*** Supplied entries
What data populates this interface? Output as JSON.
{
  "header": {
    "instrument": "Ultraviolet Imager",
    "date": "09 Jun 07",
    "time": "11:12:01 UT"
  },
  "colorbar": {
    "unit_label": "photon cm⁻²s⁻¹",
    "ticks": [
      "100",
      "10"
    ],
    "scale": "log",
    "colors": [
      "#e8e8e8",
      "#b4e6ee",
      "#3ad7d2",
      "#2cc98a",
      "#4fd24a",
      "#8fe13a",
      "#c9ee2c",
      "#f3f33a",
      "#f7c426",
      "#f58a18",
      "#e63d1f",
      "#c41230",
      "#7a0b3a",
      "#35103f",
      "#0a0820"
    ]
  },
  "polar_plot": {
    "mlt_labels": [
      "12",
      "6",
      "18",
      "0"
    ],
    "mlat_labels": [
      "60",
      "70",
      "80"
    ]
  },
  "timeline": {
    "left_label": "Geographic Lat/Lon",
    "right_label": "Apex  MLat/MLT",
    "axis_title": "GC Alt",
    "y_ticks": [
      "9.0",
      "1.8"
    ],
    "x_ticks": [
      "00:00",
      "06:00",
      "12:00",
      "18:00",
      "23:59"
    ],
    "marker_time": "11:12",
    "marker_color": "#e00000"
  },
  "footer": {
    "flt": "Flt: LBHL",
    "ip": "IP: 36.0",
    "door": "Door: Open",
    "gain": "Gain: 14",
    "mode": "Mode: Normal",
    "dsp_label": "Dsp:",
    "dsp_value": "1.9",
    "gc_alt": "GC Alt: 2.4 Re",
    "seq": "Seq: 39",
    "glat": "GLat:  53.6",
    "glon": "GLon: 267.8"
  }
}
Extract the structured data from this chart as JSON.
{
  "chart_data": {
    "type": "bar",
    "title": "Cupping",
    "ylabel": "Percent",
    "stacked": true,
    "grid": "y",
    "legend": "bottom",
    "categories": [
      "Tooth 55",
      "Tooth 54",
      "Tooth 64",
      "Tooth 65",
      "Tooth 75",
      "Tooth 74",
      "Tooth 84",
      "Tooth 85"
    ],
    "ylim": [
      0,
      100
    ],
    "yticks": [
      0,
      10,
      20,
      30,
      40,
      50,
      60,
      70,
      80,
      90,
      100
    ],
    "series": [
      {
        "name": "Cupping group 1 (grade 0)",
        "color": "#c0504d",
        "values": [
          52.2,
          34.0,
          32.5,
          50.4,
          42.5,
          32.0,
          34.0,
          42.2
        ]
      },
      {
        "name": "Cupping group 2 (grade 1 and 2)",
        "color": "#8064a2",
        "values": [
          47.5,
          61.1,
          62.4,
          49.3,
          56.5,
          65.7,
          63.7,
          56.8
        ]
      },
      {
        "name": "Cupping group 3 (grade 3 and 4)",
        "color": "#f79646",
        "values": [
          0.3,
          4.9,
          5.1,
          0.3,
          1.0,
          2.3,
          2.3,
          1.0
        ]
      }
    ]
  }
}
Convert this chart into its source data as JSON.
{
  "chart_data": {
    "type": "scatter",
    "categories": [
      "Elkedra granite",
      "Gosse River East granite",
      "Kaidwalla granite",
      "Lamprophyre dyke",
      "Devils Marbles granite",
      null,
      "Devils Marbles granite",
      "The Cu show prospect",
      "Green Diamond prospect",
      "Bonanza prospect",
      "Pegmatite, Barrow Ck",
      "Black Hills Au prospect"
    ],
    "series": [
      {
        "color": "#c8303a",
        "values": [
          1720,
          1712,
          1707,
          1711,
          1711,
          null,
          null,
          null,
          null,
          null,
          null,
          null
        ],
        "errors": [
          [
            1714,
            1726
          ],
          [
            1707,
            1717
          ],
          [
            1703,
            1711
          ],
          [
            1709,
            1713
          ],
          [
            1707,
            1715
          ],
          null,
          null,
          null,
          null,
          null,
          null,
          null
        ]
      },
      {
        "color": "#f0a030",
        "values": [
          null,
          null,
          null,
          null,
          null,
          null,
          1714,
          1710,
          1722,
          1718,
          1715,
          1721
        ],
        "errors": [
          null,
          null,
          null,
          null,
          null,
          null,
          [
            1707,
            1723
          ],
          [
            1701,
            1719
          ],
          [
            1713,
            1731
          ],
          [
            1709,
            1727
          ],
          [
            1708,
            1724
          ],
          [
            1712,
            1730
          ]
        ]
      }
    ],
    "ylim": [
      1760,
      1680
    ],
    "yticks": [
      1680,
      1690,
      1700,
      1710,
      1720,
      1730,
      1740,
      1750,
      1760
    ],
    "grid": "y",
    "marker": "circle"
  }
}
******
Given task – Print out the whole listing exactly as it appears.

Expected output –
What data populates this interface? Output as JSON.
{
  "header": {
    "instrument": "Ultraviolet Imager",
    "date": "09 Jun 07",
    "time": "11:12:01 UT"
  },
  "colorbar": {
    "unit_label": "photon cm⁻²s⁻¹",
    "ticks": [
      "100",
      "10"
    ],
    "scale": "log",
    "colors": [
      "#e8e8e8",
      "#b4e6ee",
      "#3ad7d2",
      "#2cc98a",
      "#4fd24a",
      "#8fe13a",
      "#c9ee2c",
      "#f3f33a",
      "#f7c426",
      "#f58a18",
      "#e63d1f",
      "#c41230",
      "#7a0b3a",
      "#35103f",
      "#0a0820"
    ]
  },
  "polar_plot": {
    "mlt_labels": [
      "12",
      "6",
      "18",
      "0"
    ],
    "mlat_labels": [
      "60",
      "70",
      "80"
    ]
  },
  "timeline": {
    "left_label": "Geographic Lat/Lon",
    "right_label": "Apex  MLat/MLT",
    "axis_title": "GC Alt",
    "y_ticks": [
      "9.0",
      "1.8"
    ],
    "x_ticks": [
      "00:00",
      "06:00",
      "12:00",
      "18:00",
      "23:59"
    ],
    "marker_time": "11:12",
    "marker_color": "#e00000"
  },
  "footer": {
    "flt": "Flt: LBHL",
    "ip": "IP: 36.0",
    "door": "Door: Open",
    "gain": "Gain: 14",
    "mode": "Mode: Normal",
    "dsp_label": "Dsp:",
    "dsp_value": "1.9",
    "gc_alt": "GC Alt: 2.4 Re",
    "seq": "Seq: 39",
    "glat": "GLat:  53.6",
    "glon": "GLon: 267.8"
  }
}
Extract the structured data from this chart as JSON.
{
  "chart_data": {
    "type": "bar",
    "title": "Cupping",
    "ylabel": "Percent",
    "stacked": true,
    "grid": "y",
    "legend": "bottom",
    "categories": [
      "Tooth 55",
      "Tooth 54",
      "Tooth 64",
      "Tooth 65",
      "Tooth 75",
      "Tooth 74",
      "Tooth 84",
      "Tooth 85"
    ],
    "ylim": [
      0,
      100
    ],
    "yticks": [
      0,
      10,
      20,
      30,
      40,
      50,
      60,
      70,
      80,
      90,
      100
    ],
    "series": [
      {
        "name": "Cupping group 1 (grade 0)",
        "color": "#c0504d",
        "values": [
          52.2,
          34.0,
          32.5,
          50.4,
          42.5,
          32.0,
          34.0,
          42.2
        ]
      },
      {
        "name": "Cupping group 2 (grade 1 and 2)",
        "color": "#8064a2",
        "values": [
          47.5,
          61.1,
          62.4,
          49.3,
          56.5,
          65.7,
          63.7,
          56.8
        ]
      },
      {
        "name": "Cupping group 3 (grade 3 and 4)",
        "color": "#f79646",
        "values": [
          0.3,
          4.9,
          5.1,
          0.3,
          1.0,
          2.3,
          2.3,
          1.0
        ]
      }
    ]
  }
}
Convert this chart into its source data as JSON.
{
  "chart_data": {
    "type": "scatter",
    "categories": [
      "Elkedra granite",
      "Gosse River East granite",
      "Kaidwalla granite",
      "Lamprophyre dyke",
      "Devils Marbles granite",
      null,
      "Devils Marbles granite",
      "The Cu show prospect",
      "Green Diamond prospect",
      "Bonanza prospect",
      "Pegmatite, Barrow Ck",
      "Black Hills Au prospect"
    ],
    "series": [
      {
        "color": "#c8303a",
        "values": [
          1720,
          1712,
          1707,
          1711,
          1711,
          null,
          null,
          null,
          null,
          null,
          null,
          null
        ],
        "errors": [
          [
            1714,
            1726
          ],
          [
            1707,
            1717
          ],
          [
            1703,
            1711
          ],
          [
            1709,
            1713
          ],
          [
            1707,
            1715
          ],
          null,
          null,
          null,
          null,
          null,
          null,
          null
        ]
      },
      {
        "color": "#f0a030",
        "values": [
          null,
          null,
          null,
          null,
          null,
          null,
          1714,
          1710,
          1722,
          1718,
          1715,
          1721
        ],
        "errors": [
          null,
          null,
          null,
          null,
          null,
          null,
          [
            1707,
            1723
          ],
          [
            1701,
            1719
          ],
          [
            1713,
            1731
          ],
          [
            1709,
            1727
          ],
          [
            1708,
            1724
          ],
          [
            1712,
            1730
          ]
        ]
      }
    ],
    "ylim": [
      1760,
      1680
    ],
    "yticks": [
      1680,
      1690,
      1700,
      1710,
      1720,
      1730,
      1740,
      1750,
      1760
    ],
    "grid": "y",
    "marker": "circle"
  }
}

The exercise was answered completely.